> _Given problem_
Write out all the lines again, precisely as they stand, but without the images.

> _Material provided_
* * * *

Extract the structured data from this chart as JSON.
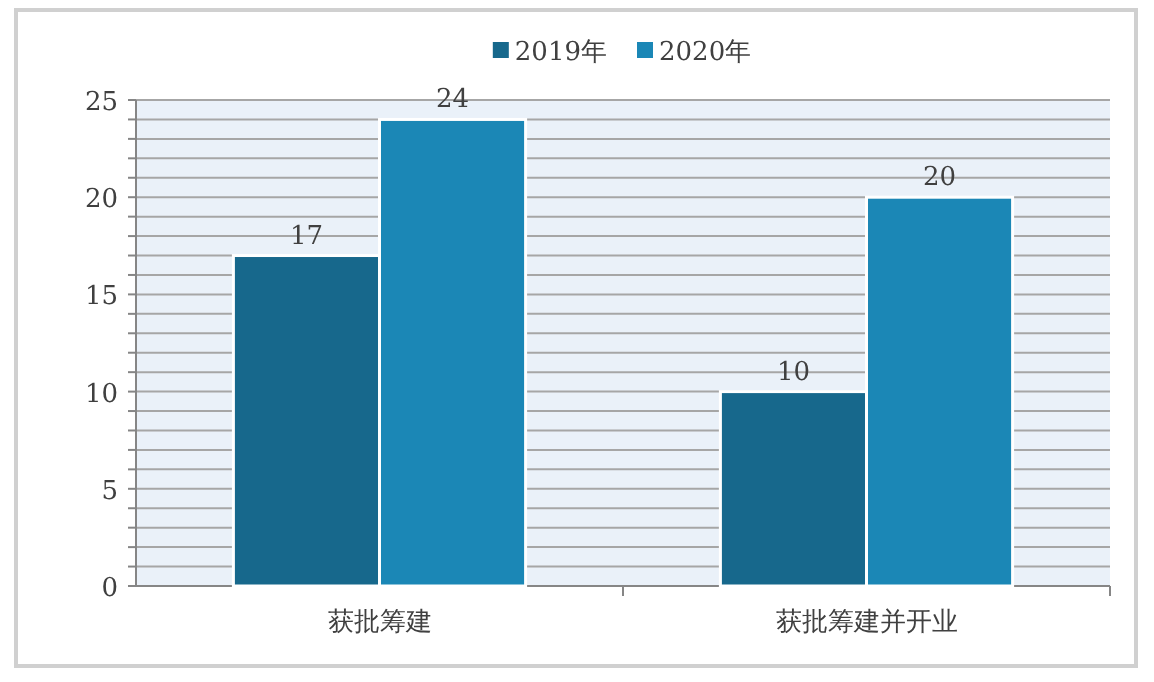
{
  "chart_data": {
    "type": "bar",
    "categories": [
      "获批筹建",
      "获批筹建并开业"
    ],
    "series": [
      {
        "name": "2019年",
        "color": "#17688c",
        "values": [
          17,
          10
        ]
      },
      {
        "name": "2020年",
        "color": "#1b87b6",
        "values": [
          24,
          20
        ]
      }
    ],
    "ylim": [
      0,
      25
    ],
    "yticks": [
      0,
      {
        "value": 1,
        "label": null
      },
      {
        "value": 2,
        "label": null
      },
      {
        "value": 3,
        "label": null
      },
      {
        "value": 4,
        "label": null
      },
      5,
      {
        "value": 6,
        "label": null
      },
      {
        "value": 7,
        "label": null
      },
      {
        "value": 8,
        "label": null
      },
      {
        "value": 9,
        "label": null
      },
      10,
      {
        "value": 11,
        "label": null
      },
      {
        "value": 12,
        "label": null
      },
      {
        "value": 13,
        "label": null
      },
      {
        "value": 14,
        "label": null
      },
      15,
      {
        "value": 16,
        "label": null
      },
      {
        "value": 17,
        "label": null
      },
      {
        "value": 18,
        "label": null
      },
      {
        "value": 19,
        "label": null
      },
      20,
      {
        "value": 21,
        "label": null
      },
      {
        "value": 22,
        "label": null
      },
      {
        "value": 23,
        "label": null
      },
      {
        "value": 24,
        "label": null
      },
      25
    ],
    "grid": "y",
    "legend": "top",
    "data_labels": true
  }
}
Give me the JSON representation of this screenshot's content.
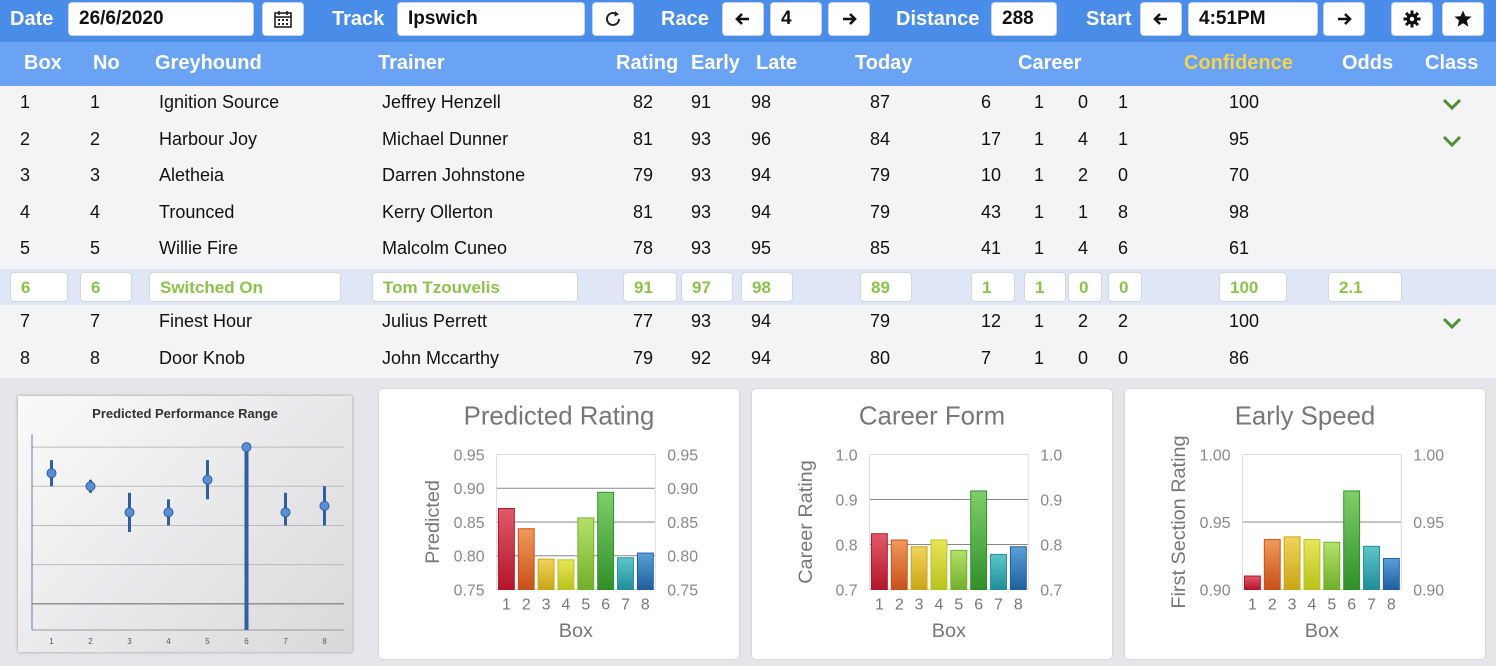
{
  "toolbar": {
    "date_label": "Date",
    "date_value": "26/6/2020",
    "track_label": "Track",
    "track_value": "Ipswich",
    "race_label": "Race",
    "race_value": "4",
    "distance_label": "Distance",
    "distance_value": "288",
    "start_label": "Start",
    "start_value": "4:51PM",
    "icons": [
      "calendar-icon",
      "refresh-icon",
      "arrow-left-icon",
      "arrow-right-icon",
      "gear-icon",
      "star-icon"
    ]
  },
  "columns": {
    "box": "Box",
    "no": "No",
    "greyhound": "Greyhound",
    "trainer": "Trainer",
    "rating": "Rating",
    "early": "Early",
    "late": "Late",
    "today": "Today",
    "career": "Career",
    "confidence": "Confidence",
    "odds": "Odds",
    "class": "Class"
  },
  "rows": [
    {
      "box": "1",
      "no": "1",
      "greyhound": "Ignition Source",
      "trainer": "Jeffrey Henzell",
      "rating": "82",
      "early": "91",
      "late": "98",
      "today": "87",
      "c1": "6",
      "c2": "1",
      "c3": "0",
      "c4": "1",
      "confidence": "100",
      "odds": "",
      "class_check": true
    },
    {
      "box": "2",
      "no": "2",
      "greyhound": "Harbour Joy",
      "trainer": "Michael Dunner",
      "rating": "81",
      "early": "93",
      "late": "96",
      "today": "84",
      "c1": "17",
      "c2": "1",
      "c3": "4",
      "c4": "1",
      "confidence": "95",
      "odds": "",
      "class_check": true
    },
    {
      "box": "3",
      "no": "3",
      "greyhound": "Aletheia",
      "trainer": "Darren Johnstone",
      "rating": "79",
      "early": "93",
      "late": "94",
      "today": "79",
      "c1": "10",
      "c2": "1",
      "c3": "2",
      "c4": "0",
      "confidence": "70",
      "odds": "",
      "class_check": false
    },
    {
      "box": "4",
      "no": "4",
      "greyhound": "Trounced",
      "trainer": "Kerry Ollerton",
      "rating": "81",
      "early": "93",
      "late": "94",
      "today": "79",
      "c1": "43",
      "c2": "1",
      "c3": "1",
      "c4": "8",
      "confidence": "98",
      "odds": "",
      "class_check": false
    },
    {
      "box": "5",
      "no": "5",
      "greyhound": "Willie Fire",
      "trainer": "Malcolm Cuneo",
      "rating": "78",
      "early": "93",
      "late": "95",
      "today": "85",
      "c1": "41",
      "c2": "1",
      "c3": "4",
      "c4": "6",
      "confidence": "61",
      "odds": "",
      "class_check": false
    },
    {
      "box": "6",
      "no": "6",
      "greyhound": "Switched On",
      "trainer": "Tom Tzouvelis",
      "rating": "91",
      "early": "97",
      "late": "98",
      "today": "89",
      "c1": "1",
      "c2": "1",
      "c3": "0",
      "c4": "0",
      "confidence": "100",
      "odds": "2.1",
      "class_check": false,
      "selected": true
    },
    {
      "box": "7",
      "no": "7",
      "greyhound": "Finest Hour",
      "trainer": "Julius Perrett",
      "rating": "77",
      "early": "93",
      "late": "94",
      "today": "79",
      "c1": "12",
      "c2": "1",
      "c3": "2",
      "c4": "2",
      "confidence": "100",
      "odds": "",
      "class_check": true
    },
    {
      "box": "8",
      "no": "8",
      "greyhound": "Door Knob",
      "trainer": "John Mccarthy",
      "rating": "79",
      "early": "92",
      "late": "94",
      "today": "80",
      "c1": "7",
      "c2": "1",
      "c3": "0",
      "c4": "0",
      "confidence": "86",
      "odds": "",
      "class_check": false
    }
  ],
  "colors": {
    "header_bar": "#4a8de8",
    "column_header": "#6aa3f3",
    "confidence_header": "#f5d34a",
    "selected_text": "#8bc34a",
    "check": "#4f8f2f"
  },
  "chart_data": [
    {
      "type": "scatter",
      "title": "Predicted Performance Range",
      "x": [
        1,
        2,
        3,
        4,
        5,
        6,
        7,
        8
      ],
      "x_tick_labels": [
        "1",
        "2",
        "3",
        "4",
        "5",
        "6",
        "7",
        "8"
      ],
      "center": [
        0.86,
        0.84,
        0.8,
        0.8,
        0.85,
        0.9,
        0.8,
        0.81
      ],
      "low": [
        0.84,
        0.83,
        0.77,
        0.78,
        0.82,
        0.62,
        0.78,
        0.78
      ],
      "high": [
        0.88,
        0.85,
        0.83,
        0.82,
        0.88,
        0.9,
        0.83,
        0.84
      ],
      "ylim": [
        0.62,
        0.92
      ],
      "grid": true
    },
    {
      "type": "bar",
      "title": "Predicted Rating",
      "xlabel": "Box",
      "ylabel": "Predicted",
      "categories": [
        "1",
        "2",
        "3",
        "4",
        "5",
        "6",
        "7",
        "8"
      ],
      "values": [
        0.87,
        0.84,
        0.795,
        0.794,
        0.856,
        0.894,
        0.797,
        0.804
      ],
      "ylim": [
        0.75,
        0.95
      ],
      "yticks": [
        "0.75",
        "0.80",
        "0.85",
        "0.90",
        "0.95"
      ],
      "grid": true
    },
    {
      "type": "bar",
      "title": "Career Form",
      "xlabel": "Box",
      "ylabel": "Career Rating",
      "categories": [
        "1",
        "2",
        "3",
        "4",
        "5",
        "6",
        "7",
        "8"
      ],
      "values": [
        0.824,
        0.81,
        0.795,
        0.81,
        0.787,
        0.919,
        0.778,
        0.795
      ],
      "ylim": [
        0.7,
        1.0
      ],
      "yticks": [
        "0.7",
        "0.8",
        "0.9",
        "1.0"
      ],
      "grid": true
    },
    {
      "type": "bar",
      "title": "Early Speed",
      "xlabel": "Box",
      "ylabel": "First Section Rating",
      "categories": [
        "1",
        "2",
        "3",
        "4",
        "5",
        "6",
        "7",
        "8"
      ],
      "values": [
        0.91,
        0.937,
        0.939,
        0.937,
        0.935,
        0.973,
        0.932,
        0.923
      ],
      "ylim": [
        0.9,
        1.0
      ],
      "yticks": [
        "0.90",
        "0.95",
        "1.00"
      ],
      "grid": true
    }
  ]
}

* * * *

> _Response below_
Extract the structured data from this chart as JSON.
{
  "chart_data": {
    "type": "bar",
    "categories": [
      "获批筹建",
      "获批筹建并开业"
    ],
    "series": [
      {
        "name": "2019年",
        "color": "#17688c",
        "values": [
          17,
          10
        ]
      },
      {
        "name": "2020年",
        "color": "#1b87b6",
        "values": [
          24,
          20
        ]
      }
    ],
    "ylim": [
      0,
      25
    ],
    "yticks": [
      0,
      {
        "value": 1,
        "label": null
      },
      {
        "value": 2,
        "label": null
      },
      {
        "value": 3,
        "label": null
      },
      {
        "value": 4,
        "label": null
      },
      5,
      {
        "value": 6,
        "label": null
      },
      {
        "value": 7,
        "label": null
      },
      {
        "value": 8,
        "label": null
      },
      {
        "value": 9,
        "label": null
      },
      10,
      {
        "value": 11,
        "label": null
      },
      {
        "value": 12,
        "label": null
      },
      {
        "value": 13,
        "label": null
      },
      {
        "value": 14,
        "label": null
      },
      15,
      {
        "value": 16,
        "label": null
      },
      {
        "value": 17,
        "label": null
      },
      {
        "value": 18,
        "label": null
      },
      {
        "value": 19,
        "label": null
      },
      20,
      {
        "value": 21,
        "label": null
      },
      {
        "value": 22,
        "label": null
      },
      {
        "value": 23,
        "label": null
      },
      {
        "value": 24,
        "label": null
      },
      25
    ],
    "grid": "y",
    "legend": "top",
    "data_labels": true
  }
}
Give me the JSON representation of this screenshot's content.
{
  "toolbar": {
    "date_label": "Date",
    "date_value": "26/6/2020",
    "track_label": "Track",
    "track_value": "Ipswich",
    "race_label": "Race",
    "race_value": "4",
    "distance_label": "Distance",
    "distance_value": "288",
    "start_label": "Start",
    "start_value": "4:51PM",
    "icons": [
      "calendar-icon",
      "refresh-icon",
      "arrow-left-icon",
      "arrow-right-icon",
      "gear-icon",
      "star-icon"
    ]
  },
  "columns": {
    "box": "Box",
    "no": "No",
    "greyhound": "Greyhound",
    "trainer": "Trainer",
    "rating": "Rating",
    "early": "Early",
    "late": "Late",
    "today": "Today",
    "career": "Career",
    "confidence": "Confidence",
    "odds": "Odds",
    "class": "Class"
  },
  "rows": [
    {
      "box": "1",
      "no": "1",
      "greyhound": "Ignition Source",
      "trainer": "Jeffrey Henzell",
      "rating": "82",
      "early": "91",
      "late": "98",
      "today": "87",
      "c1": "6",
      "c2": "1",
      "c3": "0",
      "c4": "1",
      "confidence": "100",
      "odds": "",
      "class_check": true
    },
    {
      "box": "2",
      "no": "2",
      "greyhound": "Harbour Joy",
      "trainer": "Michael Dunner",
      "rating": "81",
      "early": "93",
      "late": "96",
      "today": "84",
      "c1": "17",
      "c2": "1",
      "c3": "4",
      "c4": "1",
      "confidence": "95",
      "odds": "",
      "class_check": true
    },
    {
      "box": "3",
      "no": "3",
      "greyhound": "Aletheia",
      "trainer": "Darren Johnstone",
      "rating": "79",
      "early": "93",
      "late": "94",
      "today": "79",
      "c1": "10",
      "c2": "1",
      "c3": "2",
      "c4": "0",
      "confidence": "70",
      "odds": "",
      "class_check": false
    },
    {
      "box": "4",
      "no": "4",
      "greyhound": "Trounced",
      "trainer": "Kerry Ollerton",
      "rating": "81",
      "early": "93",
      "late": "94",
      "today": "79",
      "c1": "43",
      "c2": "1",
      "c3": "1",
      "c4": "8",
      "confidence": "98",
      "odds": "",
      "class_check": false
    },
    {
      "box": "5",
      "no": "5",
      "greyhound": "Willie Fire",
      "trainer": "Malcolm Cuneo",
      "rating": "78",
      "early": "93",
      "late": "95",
      "today": "85",
      "c1": "41",
      "c2": "1",
      "c3": "4",
      "c4": "6",
      "confidence": "61",
      "odds": "",
      "class_check": false
    },
    {
      "box": "6",
      "no": "6",
      "greyhound": "Switched On",
      "trainer": "Tom Tzouvelis",
      "rating": "91",
      "early": "97",
      "late": "98",
      "today": "89",
      "c1": "1",
      "c2": "1",
      "c3": "0",
      "c4": "0",
      "confidence": "100",
      "odds": "2.1",
      "class_check": false,
      "selected": true
    },
    {
      "box": "7",
      "no": "7",
      "greyhound": "Finest Hour",
      "trainer": "Julius Perrett",
      "rating": "77",
      "early": "93",
      "late": "94",
      "today": "79",
      "c1": "12",
      "c2": "1",
      "c3": "2",
      "c4": "2",
      "confidence": "100",
      "odds": "",
      "class_check": true
    },
    {
      "box": "8",
      "no": "8",
      "greyhound": "Door Knob",
      "trainer": "John Mccarthy",
      "rating": "79",
      "early": "92",
      "late": "94",
      "today": "80",
      "c1": "7",
      "c2": "1",
      "c3": "0",
      "c4": "0",
      "confidence": "86",
      "odds": "",
      "class_check": false
    }
  ],
  "colors": {
    "header_bar": "#4a8de8",
    "column_header": "#6aa3f3",
    "confidence_header": "#f5d34a",
    "selected_text": "#8bc34a",
    "check": "#4f8f2f"
  },
  "chart_data": [
    {
      "type": "scatter",
      "title": "Predicted Performance Range",
      "x": [
        1,
        2,
        3,
        4,
        5,
        6,
        7,
        8
      ],
      "x_tick_labels": [
        "1",
        "2",
        "3",
        "4",
        "5",
        "6",
        "7",
        "8"
      ],
      "center": [
        0.86,
        0.84,
        0.8,
        0.8,
        0.85,
        0.9,
        0.8,
        0.81
      ],
      "low": [
        0.84,
        0.83,
        0.77,
        0.78,
        0.82,
        0.62,
        0.78,
        0.78
      ],
      "high": [
        0.88,
        0.85,
        0.83,
        0.82,
        0.88,
        0.9,
        0.83,
        0.84
      ],
      "ylim": [
        0.62,
        0.92
      ],
      "grid": true
    },
    {
      "type": "bar",
      "title": "Predicted Rating",
      "xlabel": "Box",
      "ylabel": "Predicted",
      "categories": [
        "1",
        "2",
        "3",
        "4",
        "5",
        "6",
        "7",
        "8"
      ],
      "values": [
        0.87,
        0.84,
        0.795,
        0.794,
        0.856,
        0.894,
        0.797,
        0.804
      ],
      "ylim": [
        0.75,
        0.95
      ],
      "yticks": [
        "0.75",
        "0.80",
        "0.85",
        "0.90",
        "0.95"
      ],
      "grid": true
    },
    {
      "type": "bar",
      "title": "Career Form",
      "xlabel": "Box",
      "ylabel": "Career Rating",
      "categories": [
        "1",
        "2",
        "3",
        "4",
        "5",
        "6",
        "7",
        "8"
      ],
      "values": [
        0.824,
        0.81,
        0.795,
        0.81,
        0.787,
        0.919,
        0.778,
        0.795
      ],
      "ylim": [
        0.7,
        1.0
      ],
      "yticks": [
        "0.7",
        "0.8",
        "0.9",
        "1.0"
      ],
      "grid": true
    },
    {
      "type": "bar",
      "title": "Early Speed",
      "xlabel": "Box",
      "ylabel": "First Section Rating",
      "categories": [
        "1",
        "2",
        "3",
        "4",
        "5",
        "6",
        "7",
        "8"
      ],
      "values": [
        0.91,
        0.937,
        0.939,
        0.937,
        0.935,
        0.973,
        0.932,
        0.923
      ],
      "ylim": [
        0.9,
        1.0
      ],
      "yticks": [
        "0.90",
        "0.95",
        "1.00"
      ],
      "grid": true
    }
  ]
}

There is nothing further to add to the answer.